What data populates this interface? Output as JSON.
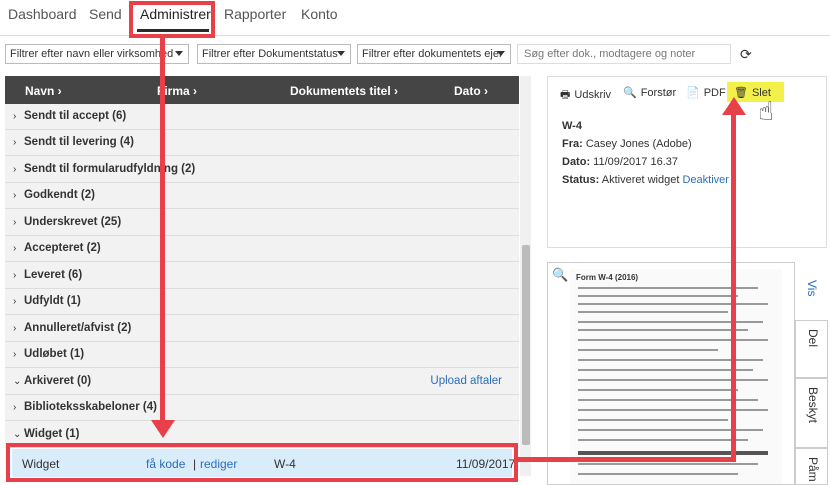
{
  "nav": {
    "tabs": [
      "Dashboard",
      "Send",
      "Administrer",
      "Rapporter",
      "Konto"
    ],
    "active": "Administrer"
  },
  "filters": {
    "sender": "Filtrer efter navn eller virksomhed",
    "status": "Filtrer efter Dokumentstatus",
    "owner": "Filtrer efter dokumentets ejer",
    "search_placeholder": "Søg efter dok., modtagere og noter"
  },
  "table": {
    "headers": [
      "Navn",
      "Firma",
      "Dokumentets titel",
      "Dato"
    ],
    "groups": [
      {
        "label": "Sendt til accept (6)",
        "expanded": false
      },
      {
        "label": "Sendt til levering (4)",
        "expanded": false
      },
      {
        "label": "Sendt til formularudfyldning (2)",
        "expanded": false
      },
      {
        "label": "Godkendt (2)",
        "expanded": false
      },
      {
        "label": "Underskrevet (25)",
        "expanded": false
      },
      {
        "label": "Accepteret (2)",
        "expanded": false
      },
      {
        "label": "Leveret (6)",
        "expanded": false
      },
      {
        "label": "Udfyldt (1)",
        "expanded": false
      },
      {
        "label": "Annulleret/afvist (2)",
        "expanded": false
      },
      {
        "label": "Udløbet (1)",
        "expanded": false
      },
      {
        "label": "Arkiveret (0)",
        "expanded": true,
        "action": "Upload aftaler"
      },
      {
        "label": "Biblioteksskabeloner (4)",
        "expanded": false
      },
      {
        "label": "Widget (1)",
        "expanded": true
      }
    ],
    "selected_row": {
      "name": "Widget",
      "link1": "få kode",
      "sep": "|",
      "link2": "rediger",
      "title": "W-4",
      "date": "11/09/2017"
    }
  },
  "details": {
    "toolbar": {
      "print": "Udskriv",
      "zoom": "Forstør",
      "pdf": "PDF",
      "delete": "Slet"
    },
    "doc_title": "W-4",
    "from_label": "Fra:",
    "from_value": "Casey Jones (Adobe)",
    "date_label": "Dato:",
    "date_value": "11/09/2017 16.37",
    "status_label": "Status:",
    "status_value": "Aktiveret widget",
    "status_link": "Deaktiver"
  },
  "preview": {
    "form_title": "Form W-4 (2016)",
    "side_tabs": [
      "Vis",
      "Del",
      "Beskyt",
      "Påm"
    ]
  },
  "colors": {
    "annotation": "#e8404a",
    "link": "#2a6ebb",
    "header_bg": "#454545",
    "highlight": "#f3f04a",
    "selected_bg": "#d9ecfa"
  }
}
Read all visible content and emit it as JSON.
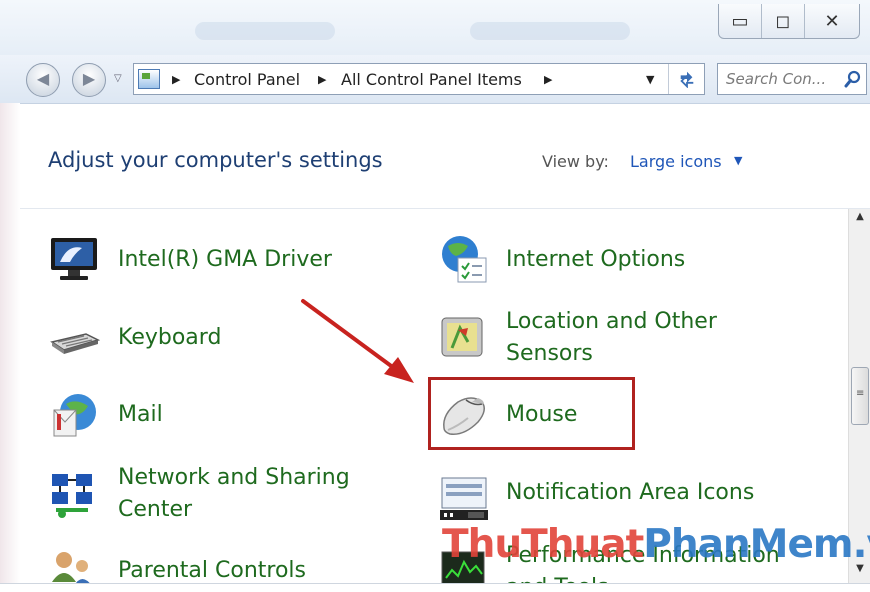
{
  "window": {
    "minimize_glyph": "▭",
    "maximize_glyph": "◻",
    "close_glyph": "✕"
  },
  "address_bar": {
    "breadcrumbs": [
      "Control Panel",
      "All Control Panel Items"
    ],
    "search_placeholder": "Search Con..."
  },
  "header": {
    "title": "Adjust your computer's settings",
    "view_by_label": "View by:",
    "view_by_value": "Large icons"
  },
  "items": {
    "intel_gma": "Intel(R) GMA Driver",
    "keyboard": "Keyboard",
    "mail": "Mail",
    "network_line1": "Network and Sharing",
    "network_line2": "Center",
    "parental": "Parental Controls",
    "internet_options": "Internet Options",
    "location_line1": "Location and Other",
    "location_line2": "Sensors",
    "mouse": "Mouse",
    "notification": "Notification Area Icons",
    "performance_line1": "Performance Information",
    "performance_line2": "and Tools"
  },
  "watermark": {
    "part1": "ThuThuat",
    "part2": "PhanMem",
    "part3": ".vn"
  },
  "colors": {
    "link_green": "#1e6a1e",
    "heading_blue": "#1e3f73",
    "highlight_red": "#b0221f"
  }
}
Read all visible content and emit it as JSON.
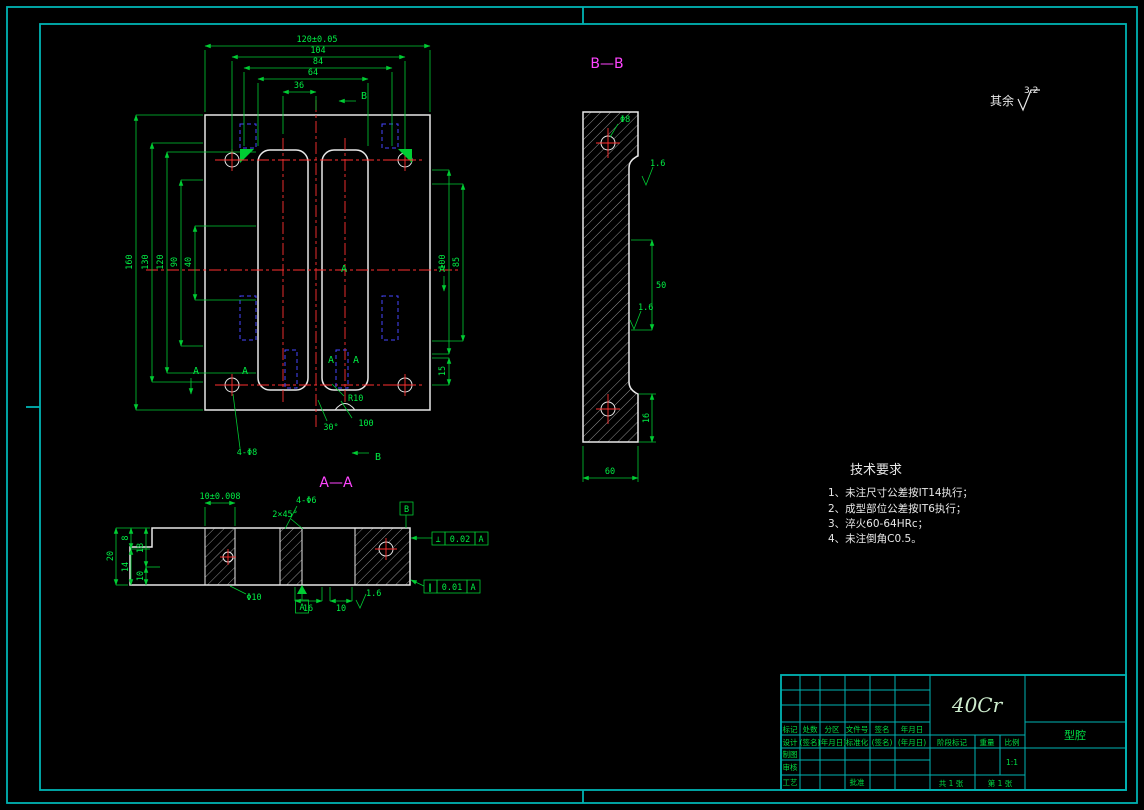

○ ○ ○

YOUR GOAL »
Omit the images and transcribe all of the records above word for word.

FINISHED TASK »
What data populates this interface? Output as JSON.
{
  "nav": {
    "tabs": [
      "Dashboard",
      "Send",
      "Administrer",
      "Rapporter",
      "Konto"
    ],
    "active": "Administrer"
  },
  "filters": {
    "sender": "Filtrer efter navn eller virksomhed",
    "status": "Filtrer efter Dokumentstatus",
    "owner": "Filtrer efter dokumentets ejer",
    "search_placeholder": "Søg efter dok., modtagere og noter"
  },
  "table": {
    "headers": [
      "Navn",
      "Firma",
      "Dokumentets titel",
      "Dato"
    ],
    "groups": [
      {
        "label": "Sendt til accept (6)",
        "expanded": false
      },
      {
        "label": "Sendt til levering (4)",
        "expanded": false
      },
      {
        "label": "Sendt til formularudfyldning (2)",
        "expanded": false
      },
      {
        "label": "Godkendt (2)",
        "expanded": false
      },
      {
        "label": "Underskrevet (25)",
        "expanded": false
      },
      {
        "label": "Accepteret (2)",
        "expanded": false
      },
      {
        "label": "Leveret (6)",
        "expanded": false
      },
      {
        "label": "Udfyldt (1)",
        "expanded": false
      },
      {
        "label": "Annulleret/afvist (2)",
        "expanded": false
      },
      {
        "label": "Udløbet (1)",
        "expanded": false
      },
      {
        "label": "Arkiveret (0)",
        "expanded": true,
        "action": "Upload aftaler"
      },
      {
        "label": "Biblioteksskabeloner (4)",
        "expanded": false
      },
      {
        "label": "Widget (1)",
        "expanded": true
      }
    ],
    "selected_row": {
      "name": "Widget",
      "link1": "få kode",
      "sep": "|",
      "link2": "rediger",
      "title": "W-4",
      "date": "11/09/2017"
    }
  },
  "details": {
    "toolbar": {
      "print": "Udskriv",
      "zoom": "Forstør",
      "pdf": "PDF",
      "delete": "Slet"
    },
    "doc_title": "W-4",
    "from_label": "Fra:",
    "from_value": "Casey Jones (Adobe)",
    "date_label": "Dato:",
    "date_value": "11/09/2017 16.37",
    "status_label": "Status:",
    "status_value": "Aktiveret widget",
    "status_link": "Deaktiver"
  },
  "preview": {
    "form_title": "Form W-4 (2016)",
    "side_tabs": [
      "Vis",
      "Del",
      "Beskyt",
      "Påm"
    ]
  },
  "colors": {
    "annotation": "#e8404a",
    "link": "#2a6ebb",
    "header_bg": "#454545",
    "highlight": "#f3f04a",
    "selected_bg": "#d9ecfa"
  }
}
Read all visible content and emit it as JSON.
{
  "window": {
    "minimize_glyph": "▭",
    "maximize_glyph": "◻",
    "close_glyph": "✕"
  },
  "address_bar": {
    "breadcrumbs": [
      "Control Panel",
      "All Control Panel Items"
    ],
    "search_placeholder": "Search Con..."
  },
  "header": {
    "title": "Adjust your computer's settings",
    "view_by_label": "View by:",
    "view_by_value": "Large icons"
  },
  "items": {
    "intel_gma": "Intel(R) GMA Driver",
    "keyboard": "Keyboard",
    "mail": "Mail",
    "network_line1": "Network and Sharing",
    "network_line2": "Center",
    "parental": "Parental Controls",
    "internet_options": "Internet Options",
    "location_line1": "Location and Other",
    "location_line2": "Sensors",
    "mouse": "Mouse",
    "notification": "Notification Area Icons",
    "performance_line1": "Performance Information",
    "performance_line2": "and Tools"
  },
  "watermark": {
    "part1": "ThuThuat",
    "part2": "PhanMem",
    "part3": ".vn"
  },
  "colors": {
    "link_green": "#1e6a1e",
    "heading_blue": "#1e3f73",
    "highlight_red": "#b0221f"
  }
}
Read all visible content and emit it as JSON.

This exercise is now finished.